**Requirement**
Images excluded, repeat each entry below exactly.
---------- Records shown ----------
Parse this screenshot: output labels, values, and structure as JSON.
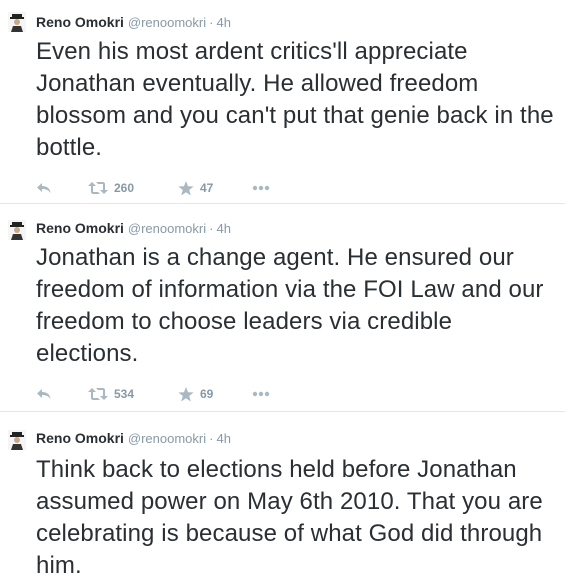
{
  "tweets": [
    {
      "name": "Reno Omokri",
      "handle": "@renoomokri",
      "time": "4h",
      "text": "Even his most ardent critics'll appreciate Jonathan eventually. He allowed freedom blossom and you can't put that genie back in the bottle.",
      "retweets": "260",
      "favorites": "47"
    },
    {
      "name": "Reno Omokri",
      "handle": "@renoomokri",
      "time": "4h",
      "text": "Jonathan is a change agent. He ensured our freedom of information via the FOI Law and our freedom to choose leaders via credible elections.",
      "retweets": "534",
      "favorites": "69"
    },
    {
      "name": "Reno Omokri",
      "handle": "@renoomokri",
      "time": "4h",
      "text": "Think back to elections held before Jonathan assumed power on May 6th 2010. That you are celebrating is because of what God did through him."
    }
  ],
  "separator": "·",
  "icons": {
    "avatar": "avatar-icon",
    "reply": "reply-icon",
    "retweet": "retweet-icon",
    "favorite": "star-icon",
    "more": "more-icon"
  },
  "colors": {
    "text": "#292f33",
    "muted": "#8899a6",
    "icon": "#aab8c2",
    "divider": "#e1e8ed"
  }
}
----------
**Exercise response**
Parse this screenshot: output labels, values, and structure as JSON.
{
  "tweets": [
    {
      "name": "Reno Omokri",
      "handle": "@renoomokri",
      "time": "4h",
      "text": "Even his most ardent critics'll appreciate Jonathan eventually. He allowed freedom blossom and you can't put that genie back in the bottle.",
      "retweets": "260",
      "favorites": "47"
    },
    {
      "name": "Reno Omokri",
      "handle": "@renoomokri",
      "time": "4h",
      "text": "Jonathan is a change agent. He ensured our freedom of information via the FOI Law and our freedom to choose leaders via credible elections.",
      "retweets": "534",
      "favorites": "69"
    },
    {
      "name": "Reno Omokri",
      "handle": "@renoomokri",
      "time": "4h",
      "text": "Think back to elections held before Jonathan assumed power on May 6th 2010. That you are celebrating is because of what God did through him."
    }
  ],
  "separator": "·",
  "icons": {
    "avatar": "avatar-icon",
    "reply": "reply-icon",
    "retweet": "retweet-icon",
    "favorite": "star-icon",
    "more": "more-icon"
  },
  "colors": {
    "text": "#292f33",
    "muted": "#8899a6",
    "icon": "#aab8c2",
    "divider": "#e1e8ed"
  }
}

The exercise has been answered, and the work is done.